**INSTRUCTIONS TO FOLLOW**
Copy every line in which the string "screenshot" occurs.
═══ ROWS ═══
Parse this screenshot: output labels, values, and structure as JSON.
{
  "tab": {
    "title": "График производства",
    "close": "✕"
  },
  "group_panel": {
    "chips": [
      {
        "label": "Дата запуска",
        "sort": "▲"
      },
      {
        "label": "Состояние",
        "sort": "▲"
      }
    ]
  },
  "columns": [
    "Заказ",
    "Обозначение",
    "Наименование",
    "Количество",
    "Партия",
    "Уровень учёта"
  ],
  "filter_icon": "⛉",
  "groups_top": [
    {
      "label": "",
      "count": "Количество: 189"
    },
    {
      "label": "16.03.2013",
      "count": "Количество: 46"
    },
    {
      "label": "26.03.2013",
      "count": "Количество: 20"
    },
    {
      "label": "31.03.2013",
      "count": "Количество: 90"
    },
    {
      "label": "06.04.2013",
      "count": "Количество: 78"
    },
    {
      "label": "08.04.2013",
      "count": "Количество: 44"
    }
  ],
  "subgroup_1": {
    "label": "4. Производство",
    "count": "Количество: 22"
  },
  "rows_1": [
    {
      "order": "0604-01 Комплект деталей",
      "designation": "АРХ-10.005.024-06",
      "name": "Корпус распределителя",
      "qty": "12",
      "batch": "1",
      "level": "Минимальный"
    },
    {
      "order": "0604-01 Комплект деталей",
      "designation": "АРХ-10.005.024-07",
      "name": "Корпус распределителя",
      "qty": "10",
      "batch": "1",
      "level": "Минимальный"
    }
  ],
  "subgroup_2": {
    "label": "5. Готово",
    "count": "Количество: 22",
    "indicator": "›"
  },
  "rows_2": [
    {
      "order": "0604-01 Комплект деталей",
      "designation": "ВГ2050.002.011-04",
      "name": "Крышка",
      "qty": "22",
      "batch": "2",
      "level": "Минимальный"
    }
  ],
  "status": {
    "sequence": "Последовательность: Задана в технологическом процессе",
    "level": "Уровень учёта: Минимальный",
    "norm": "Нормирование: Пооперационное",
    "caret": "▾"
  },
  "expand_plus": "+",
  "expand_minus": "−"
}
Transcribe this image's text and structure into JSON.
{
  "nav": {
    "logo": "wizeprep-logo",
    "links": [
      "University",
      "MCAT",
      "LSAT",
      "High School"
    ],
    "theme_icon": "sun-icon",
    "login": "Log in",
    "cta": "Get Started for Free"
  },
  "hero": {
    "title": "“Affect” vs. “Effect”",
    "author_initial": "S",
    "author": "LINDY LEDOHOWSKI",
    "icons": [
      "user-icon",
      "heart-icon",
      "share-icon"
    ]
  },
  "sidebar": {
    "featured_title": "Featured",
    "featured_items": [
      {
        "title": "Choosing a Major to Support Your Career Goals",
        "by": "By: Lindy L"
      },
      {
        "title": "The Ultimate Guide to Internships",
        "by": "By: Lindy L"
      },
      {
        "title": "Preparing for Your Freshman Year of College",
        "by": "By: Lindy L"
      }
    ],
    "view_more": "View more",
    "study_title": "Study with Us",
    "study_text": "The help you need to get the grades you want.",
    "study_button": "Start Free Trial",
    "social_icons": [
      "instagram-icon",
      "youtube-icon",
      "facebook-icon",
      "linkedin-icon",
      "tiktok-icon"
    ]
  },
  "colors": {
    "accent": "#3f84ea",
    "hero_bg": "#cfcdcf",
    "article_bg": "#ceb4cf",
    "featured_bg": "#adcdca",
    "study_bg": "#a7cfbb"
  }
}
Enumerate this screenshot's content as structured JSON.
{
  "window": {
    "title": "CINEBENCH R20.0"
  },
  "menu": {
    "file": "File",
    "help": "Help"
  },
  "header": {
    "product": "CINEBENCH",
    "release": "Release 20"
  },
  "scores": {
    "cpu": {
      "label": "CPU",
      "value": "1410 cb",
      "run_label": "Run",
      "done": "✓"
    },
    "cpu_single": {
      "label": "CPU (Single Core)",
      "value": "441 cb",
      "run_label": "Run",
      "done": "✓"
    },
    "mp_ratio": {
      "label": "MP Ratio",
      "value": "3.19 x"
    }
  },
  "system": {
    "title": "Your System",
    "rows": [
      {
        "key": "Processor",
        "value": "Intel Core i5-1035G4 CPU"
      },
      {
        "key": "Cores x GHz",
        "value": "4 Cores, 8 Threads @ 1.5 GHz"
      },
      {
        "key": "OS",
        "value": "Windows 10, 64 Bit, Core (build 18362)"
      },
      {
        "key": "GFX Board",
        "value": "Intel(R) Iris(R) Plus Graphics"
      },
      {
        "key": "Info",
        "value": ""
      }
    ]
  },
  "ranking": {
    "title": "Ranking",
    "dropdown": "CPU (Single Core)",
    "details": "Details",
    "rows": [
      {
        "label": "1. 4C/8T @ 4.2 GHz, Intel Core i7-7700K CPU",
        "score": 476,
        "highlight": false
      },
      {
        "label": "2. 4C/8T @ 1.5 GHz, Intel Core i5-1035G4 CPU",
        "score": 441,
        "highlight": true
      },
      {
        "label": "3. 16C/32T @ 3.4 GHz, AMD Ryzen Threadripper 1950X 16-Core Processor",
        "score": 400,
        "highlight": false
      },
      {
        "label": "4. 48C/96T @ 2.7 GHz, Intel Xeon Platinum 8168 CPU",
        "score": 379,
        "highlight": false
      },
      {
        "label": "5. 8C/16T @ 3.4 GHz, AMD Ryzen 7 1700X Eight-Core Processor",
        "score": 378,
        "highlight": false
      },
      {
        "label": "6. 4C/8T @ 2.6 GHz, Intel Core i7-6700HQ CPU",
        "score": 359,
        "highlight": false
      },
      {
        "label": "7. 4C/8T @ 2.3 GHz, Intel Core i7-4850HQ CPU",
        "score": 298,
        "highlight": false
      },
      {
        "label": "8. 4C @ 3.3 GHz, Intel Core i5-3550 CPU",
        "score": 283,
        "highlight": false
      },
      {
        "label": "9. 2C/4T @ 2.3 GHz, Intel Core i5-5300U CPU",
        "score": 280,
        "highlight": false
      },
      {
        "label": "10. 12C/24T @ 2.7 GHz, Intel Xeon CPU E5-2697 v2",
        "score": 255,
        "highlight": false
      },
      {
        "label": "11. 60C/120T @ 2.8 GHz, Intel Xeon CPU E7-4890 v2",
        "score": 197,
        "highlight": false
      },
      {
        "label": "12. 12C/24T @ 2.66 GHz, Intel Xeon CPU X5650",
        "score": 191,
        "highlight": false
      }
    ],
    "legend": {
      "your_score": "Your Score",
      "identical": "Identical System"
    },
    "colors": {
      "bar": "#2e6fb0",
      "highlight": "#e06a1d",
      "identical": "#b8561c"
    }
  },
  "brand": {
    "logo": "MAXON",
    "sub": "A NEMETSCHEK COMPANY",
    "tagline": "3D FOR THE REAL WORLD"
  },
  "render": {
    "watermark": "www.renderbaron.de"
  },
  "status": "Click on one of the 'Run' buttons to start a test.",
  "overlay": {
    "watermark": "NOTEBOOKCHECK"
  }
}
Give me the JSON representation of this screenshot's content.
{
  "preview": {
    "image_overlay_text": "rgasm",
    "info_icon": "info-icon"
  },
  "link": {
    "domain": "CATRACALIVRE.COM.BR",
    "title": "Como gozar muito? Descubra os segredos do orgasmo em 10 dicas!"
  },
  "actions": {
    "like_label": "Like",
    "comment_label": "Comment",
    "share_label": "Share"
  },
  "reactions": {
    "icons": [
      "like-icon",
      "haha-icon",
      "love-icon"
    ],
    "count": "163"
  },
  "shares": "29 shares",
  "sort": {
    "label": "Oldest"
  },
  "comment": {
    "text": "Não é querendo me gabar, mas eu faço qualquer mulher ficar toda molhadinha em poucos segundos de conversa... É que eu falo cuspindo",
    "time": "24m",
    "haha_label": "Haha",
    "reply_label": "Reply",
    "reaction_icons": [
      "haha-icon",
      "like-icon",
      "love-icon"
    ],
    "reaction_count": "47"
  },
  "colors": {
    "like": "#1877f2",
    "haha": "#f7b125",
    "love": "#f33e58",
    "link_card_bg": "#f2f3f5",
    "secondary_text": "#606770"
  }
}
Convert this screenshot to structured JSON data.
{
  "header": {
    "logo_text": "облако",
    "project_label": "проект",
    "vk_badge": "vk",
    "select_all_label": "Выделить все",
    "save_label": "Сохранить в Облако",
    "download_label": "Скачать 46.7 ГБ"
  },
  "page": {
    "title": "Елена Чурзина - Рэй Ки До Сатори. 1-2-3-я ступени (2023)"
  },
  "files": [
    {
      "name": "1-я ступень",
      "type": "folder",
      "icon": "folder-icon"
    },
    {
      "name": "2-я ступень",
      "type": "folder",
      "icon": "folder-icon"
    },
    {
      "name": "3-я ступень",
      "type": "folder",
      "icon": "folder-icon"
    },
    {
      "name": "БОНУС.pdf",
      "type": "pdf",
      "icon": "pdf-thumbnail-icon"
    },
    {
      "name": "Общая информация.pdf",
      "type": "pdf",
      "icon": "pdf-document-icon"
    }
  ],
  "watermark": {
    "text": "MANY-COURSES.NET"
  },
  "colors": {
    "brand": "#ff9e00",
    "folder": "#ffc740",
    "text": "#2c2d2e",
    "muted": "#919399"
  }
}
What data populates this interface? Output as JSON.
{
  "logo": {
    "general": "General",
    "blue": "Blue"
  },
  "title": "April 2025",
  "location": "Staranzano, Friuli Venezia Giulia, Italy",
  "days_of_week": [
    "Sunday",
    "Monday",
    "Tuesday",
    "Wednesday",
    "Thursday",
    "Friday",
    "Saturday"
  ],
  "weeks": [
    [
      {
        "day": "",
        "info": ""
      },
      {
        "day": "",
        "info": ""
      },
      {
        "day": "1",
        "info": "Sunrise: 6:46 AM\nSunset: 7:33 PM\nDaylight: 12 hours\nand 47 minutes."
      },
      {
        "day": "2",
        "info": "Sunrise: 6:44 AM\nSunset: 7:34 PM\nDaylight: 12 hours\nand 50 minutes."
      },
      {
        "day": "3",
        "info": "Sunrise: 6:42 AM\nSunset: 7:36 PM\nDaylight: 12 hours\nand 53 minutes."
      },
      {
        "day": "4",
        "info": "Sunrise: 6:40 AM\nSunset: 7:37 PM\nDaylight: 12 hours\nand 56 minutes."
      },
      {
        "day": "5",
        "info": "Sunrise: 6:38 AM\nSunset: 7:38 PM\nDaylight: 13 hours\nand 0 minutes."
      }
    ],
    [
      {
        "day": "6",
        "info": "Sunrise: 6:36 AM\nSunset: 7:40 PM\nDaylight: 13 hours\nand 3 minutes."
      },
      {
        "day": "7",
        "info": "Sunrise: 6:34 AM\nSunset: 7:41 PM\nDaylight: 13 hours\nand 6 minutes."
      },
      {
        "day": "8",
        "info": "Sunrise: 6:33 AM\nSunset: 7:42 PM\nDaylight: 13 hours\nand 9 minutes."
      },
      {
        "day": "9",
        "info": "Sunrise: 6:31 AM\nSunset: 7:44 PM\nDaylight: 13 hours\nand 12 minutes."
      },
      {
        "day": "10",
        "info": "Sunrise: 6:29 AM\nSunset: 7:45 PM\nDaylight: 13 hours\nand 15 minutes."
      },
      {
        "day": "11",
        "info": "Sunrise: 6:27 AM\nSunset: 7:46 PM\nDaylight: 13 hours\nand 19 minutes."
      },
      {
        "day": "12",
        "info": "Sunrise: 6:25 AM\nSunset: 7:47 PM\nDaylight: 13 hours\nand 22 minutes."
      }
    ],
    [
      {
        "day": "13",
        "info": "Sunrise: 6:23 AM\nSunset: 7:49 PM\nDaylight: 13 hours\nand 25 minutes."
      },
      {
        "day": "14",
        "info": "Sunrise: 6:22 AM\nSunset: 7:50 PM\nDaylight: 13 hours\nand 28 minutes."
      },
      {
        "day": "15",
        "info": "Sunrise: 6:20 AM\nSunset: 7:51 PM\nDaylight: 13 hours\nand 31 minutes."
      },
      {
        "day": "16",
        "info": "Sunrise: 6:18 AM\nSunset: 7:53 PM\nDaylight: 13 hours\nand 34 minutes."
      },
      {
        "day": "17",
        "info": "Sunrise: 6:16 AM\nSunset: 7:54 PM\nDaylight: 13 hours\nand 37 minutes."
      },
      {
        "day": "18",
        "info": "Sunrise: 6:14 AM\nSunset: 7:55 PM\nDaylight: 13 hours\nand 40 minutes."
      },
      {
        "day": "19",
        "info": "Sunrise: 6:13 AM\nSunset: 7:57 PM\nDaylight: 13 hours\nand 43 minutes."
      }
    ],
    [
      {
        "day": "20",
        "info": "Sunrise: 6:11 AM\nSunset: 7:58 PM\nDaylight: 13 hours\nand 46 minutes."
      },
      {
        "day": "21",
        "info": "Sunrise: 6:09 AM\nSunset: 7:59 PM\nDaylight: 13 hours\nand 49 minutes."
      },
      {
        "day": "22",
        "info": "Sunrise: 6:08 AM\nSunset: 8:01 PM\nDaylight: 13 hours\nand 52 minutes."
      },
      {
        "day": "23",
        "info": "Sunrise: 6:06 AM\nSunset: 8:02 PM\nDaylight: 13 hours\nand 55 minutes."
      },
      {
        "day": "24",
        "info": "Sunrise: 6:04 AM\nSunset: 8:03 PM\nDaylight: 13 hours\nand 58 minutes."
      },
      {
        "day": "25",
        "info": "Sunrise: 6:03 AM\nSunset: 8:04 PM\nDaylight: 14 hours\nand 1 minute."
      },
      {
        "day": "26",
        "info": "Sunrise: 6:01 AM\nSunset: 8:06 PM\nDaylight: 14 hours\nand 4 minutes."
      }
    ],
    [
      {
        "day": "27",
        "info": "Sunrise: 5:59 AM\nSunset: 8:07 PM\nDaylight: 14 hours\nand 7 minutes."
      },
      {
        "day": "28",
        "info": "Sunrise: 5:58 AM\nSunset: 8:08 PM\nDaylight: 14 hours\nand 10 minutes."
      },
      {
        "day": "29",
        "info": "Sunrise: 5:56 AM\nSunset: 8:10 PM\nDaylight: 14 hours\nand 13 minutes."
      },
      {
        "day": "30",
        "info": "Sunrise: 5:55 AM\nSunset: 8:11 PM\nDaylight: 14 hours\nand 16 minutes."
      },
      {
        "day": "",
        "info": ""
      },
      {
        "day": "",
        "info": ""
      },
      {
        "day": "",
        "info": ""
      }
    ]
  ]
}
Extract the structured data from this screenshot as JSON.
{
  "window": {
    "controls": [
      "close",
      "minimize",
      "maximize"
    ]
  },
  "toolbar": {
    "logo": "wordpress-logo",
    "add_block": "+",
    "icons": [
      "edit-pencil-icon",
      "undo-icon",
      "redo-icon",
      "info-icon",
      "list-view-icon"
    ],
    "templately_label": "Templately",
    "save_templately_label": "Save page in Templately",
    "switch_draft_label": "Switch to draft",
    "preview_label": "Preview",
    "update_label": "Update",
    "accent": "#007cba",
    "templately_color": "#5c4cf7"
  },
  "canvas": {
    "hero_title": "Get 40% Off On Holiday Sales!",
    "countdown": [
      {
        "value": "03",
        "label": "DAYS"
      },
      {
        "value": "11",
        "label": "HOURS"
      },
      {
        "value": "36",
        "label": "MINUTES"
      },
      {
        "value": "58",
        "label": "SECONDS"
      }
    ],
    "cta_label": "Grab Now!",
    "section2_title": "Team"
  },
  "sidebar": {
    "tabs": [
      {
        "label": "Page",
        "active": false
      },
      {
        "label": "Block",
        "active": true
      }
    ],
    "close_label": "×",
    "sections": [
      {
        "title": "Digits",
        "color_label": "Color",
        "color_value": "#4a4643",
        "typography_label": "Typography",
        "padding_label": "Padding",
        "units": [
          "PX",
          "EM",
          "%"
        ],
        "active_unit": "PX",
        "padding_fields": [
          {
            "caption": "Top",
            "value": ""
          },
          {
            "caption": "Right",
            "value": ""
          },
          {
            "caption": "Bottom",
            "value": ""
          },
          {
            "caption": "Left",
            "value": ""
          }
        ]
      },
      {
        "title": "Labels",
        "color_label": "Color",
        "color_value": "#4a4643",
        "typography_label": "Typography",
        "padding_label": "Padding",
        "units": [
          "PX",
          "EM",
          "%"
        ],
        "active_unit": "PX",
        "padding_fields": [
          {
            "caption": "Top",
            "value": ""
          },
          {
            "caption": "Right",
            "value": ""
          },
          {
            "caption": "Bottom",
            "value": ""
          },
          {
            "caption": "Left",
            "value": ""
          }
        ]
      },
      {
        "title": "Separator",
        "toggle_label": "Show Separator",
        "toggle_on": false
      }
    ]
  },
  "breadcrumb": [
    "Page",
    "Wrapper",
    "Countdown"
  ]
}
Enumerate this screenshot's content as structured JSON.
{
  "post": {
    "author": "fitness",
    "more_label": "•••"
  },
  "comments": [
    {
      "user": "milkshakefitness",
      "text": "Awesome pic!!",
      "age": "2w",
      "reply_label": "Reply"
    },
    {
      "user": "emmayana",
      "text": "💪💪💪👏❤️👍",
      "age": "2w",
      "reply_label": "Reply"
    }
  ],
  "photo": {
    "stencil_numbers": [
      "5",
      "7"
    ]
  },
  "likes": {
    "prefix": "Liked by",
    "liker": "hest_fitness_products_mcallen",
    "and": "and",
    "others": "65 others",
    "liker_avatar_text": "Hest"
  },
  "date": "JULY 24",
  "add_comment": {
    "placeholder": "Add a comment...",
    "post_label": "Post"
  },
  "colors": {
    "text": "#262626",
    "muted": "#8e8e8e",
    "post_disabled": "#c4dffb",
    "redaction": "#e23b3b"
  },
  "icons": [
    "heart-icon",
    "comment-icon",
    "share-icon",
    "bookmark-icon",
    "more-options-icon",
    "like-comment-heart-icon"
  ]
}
═══
**THE RESULT**
Parse this screenshot: output labels, values, and structure as JSON.
Enumerate this screenshot's content as structured JSON.
Give me the JSON representation of this screenshot's content.
Convert this screenshot to structured JSON data.
Extract the structured data from this screenshot as JSON.
Enumerate this screenshot's content as structured JSON.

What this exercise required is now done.